→ **Problem requirements**
Leaving out every picture, quote the data below exactly as it appears.
== Exercise materials ==
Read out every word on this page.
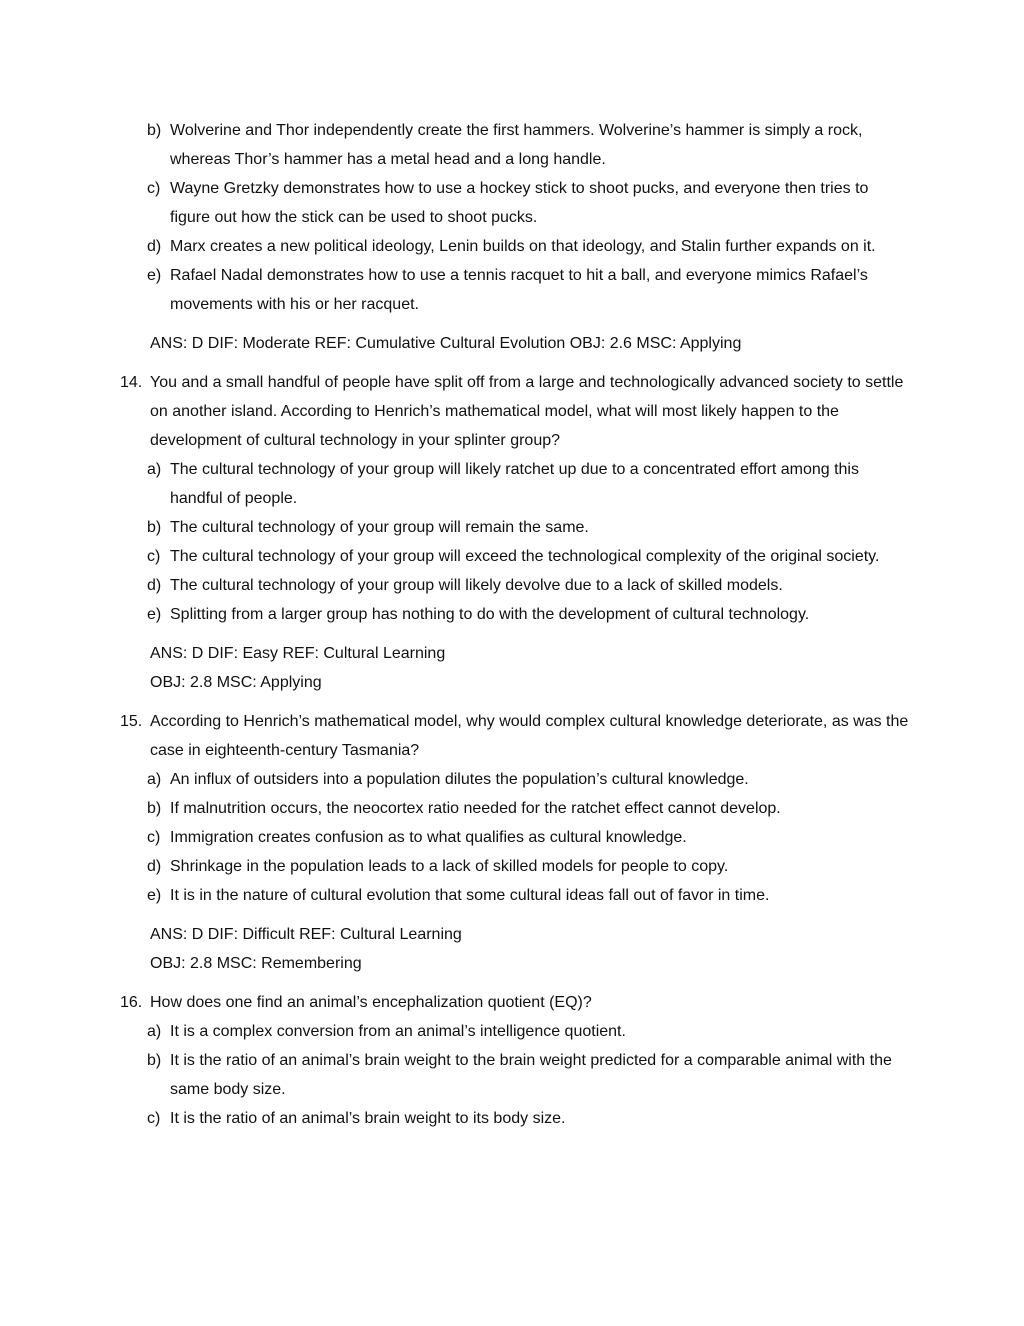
b) Wolverine and Thor independently create the first hammers. Wolverine’s hammer is simply a rock, whereas Thor’s hammer has a metal head and a long handle.
c) Wayne Gretzky demonstrates how to use a hockey stick to shoot pucks, and everyone then tries to figure out how the stick can be used to shoot pucks.
d) Marx creates a new political ideology, Lenin builds on that ideology, and Stalin further expands on it.
e) Rafael Nadal demonstrates how to use a tennis racquet to hit a ball, and everyone mimics Rafael’s movements with his or her racquet.
ANS: D DIF: Moderate REF: Cumulative Cultural Evolution OBJ: 2.6 MSC: Applying
14. You and a small handful of people have split off from a large and technologically advanced society to settle on another island. According to Henrich’s mathematical model, what will most likely happen to the development of cultural technology in your splinter group?
a) The cultural technology of your group will likely ratchet up due to a concentrated effort among this handful of people.
b) The cultural technology of your group will remain the same.
c) The cultural technology of your group will exceed the technological complexity of the original society.
d) The cultural technology of your group will likely devolve due to a lack of skilled models.
e) Splitting from a larger group has nothing to do with the development of cultural technology.
ANS: D DIF: Easy REF: Cultural Learning
OBJ: 2.8 MSC: Applying
15. According to Henrich’s mathematical model, why would complex cultural knowledge deteriorate, as was the case in eighteenth-century Tasmania?
a) An influx of outsiders into a population dilutes the population’s cultural knowledge.
b) If malnutrition occurs, the neocortex ratio needed for the ratchet effect cannot develop.
c) Immigration creates confusion as to what qualifies as cultural knowledge.
d) Shrinkage in the population leads to a lack of skilled models for people to copy.
e) It is in the nature of cultural evolution that some cultural ideas fall out of favor in time.
ANS: D DIF: Difficult REF: Cultural Learning
OBJ: 2.8 MSC: Remembering
16. How does one find an animal’s encephalization quotient (EQ)?
a) It is a complex conversion from an animal’s intelligence quotient.
b) It is the ratio of an animal’s brain weight to the brain weight predicted for a comparable animal with the same body size.
c) It is the ratio of an animal’s brain weight to its body size.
===
→ **Written reply**
Read out every word on this page.
b) Wolverine and Thor independently create the first hammers. Wolverine’s hammer is simply a rock, whereas Thor’s hammer has a metal head and a long handle.
c) Wayne Gretzky demonstrates how to use a hockey stick to shoot pucks, and everyone then tries to figure out how the stick can be used to shoot pucks.
d) Marx creates a new political ideology, Lenin builds on that ideology, and Stalin further expands on it.
e) Rafael Nadal demonstrates how to use a tennis racquet to hit a ball, and everyone mimics Rafael’s movements with his or her racquet.
ANS: D DIF: Moderate REF: Cumulative Cultural Evolution OBJ: 2.6 MSC: Applying
14. You and a small handful of people have split off from a large and technologically advanced society to settle on another island. According to Henrich’s mathematical model, what will most likely happen to the development of cultural technology in your splinter group?
a) The cultural technology of your group will likely ratchet up due to a concentrated effort among this handful of people.
b) The cultural technology of your group will remain the same.
c) The cultural technology of your group will exceed the technological complexity of the original society.
d) The cultural technology of your group will likely devolve due to a lack of skilled models.
e) Splitting from a larger group has nothing to do with the development of cultural technology.
ANS: D DIF: Easy REF: Cultural Learning
OBJ: 2.8 MSC: Applying
15. According to Henrich’s mathematical model, why would complex cultural knowledge deteriorate, as was the case in eighteenth-century Tasmania?
a) An influx of outsiders into a population dilutes the population’s cultural knowledge.
b) If malnutrition occurs, the neocortex ratio needed for the ratchet effect cannot develop.
c) Immigration creates confusion as to what qualifies as cultural knowledge.
d) Shrinkage in the population leads to a lack of skilled models for people to copy.
e) It is in the nature of cultural evolution that some cultural ideas fall out of favor in time.
ANS: D DIF: Difficult REF: Cultural Learning
OBJ: 2.8 MSC: Remembering
16. How does one find an animal’s encephalization quotient (EQ)?
a) It is a complex conversion from an animal’s intelligence quotient.
b) It is the ratio of an animal’s brain weight to the brain weight predicted for a comparable animal with the same body size.
c) It is the ratio of an animal’s brain weight to its body size.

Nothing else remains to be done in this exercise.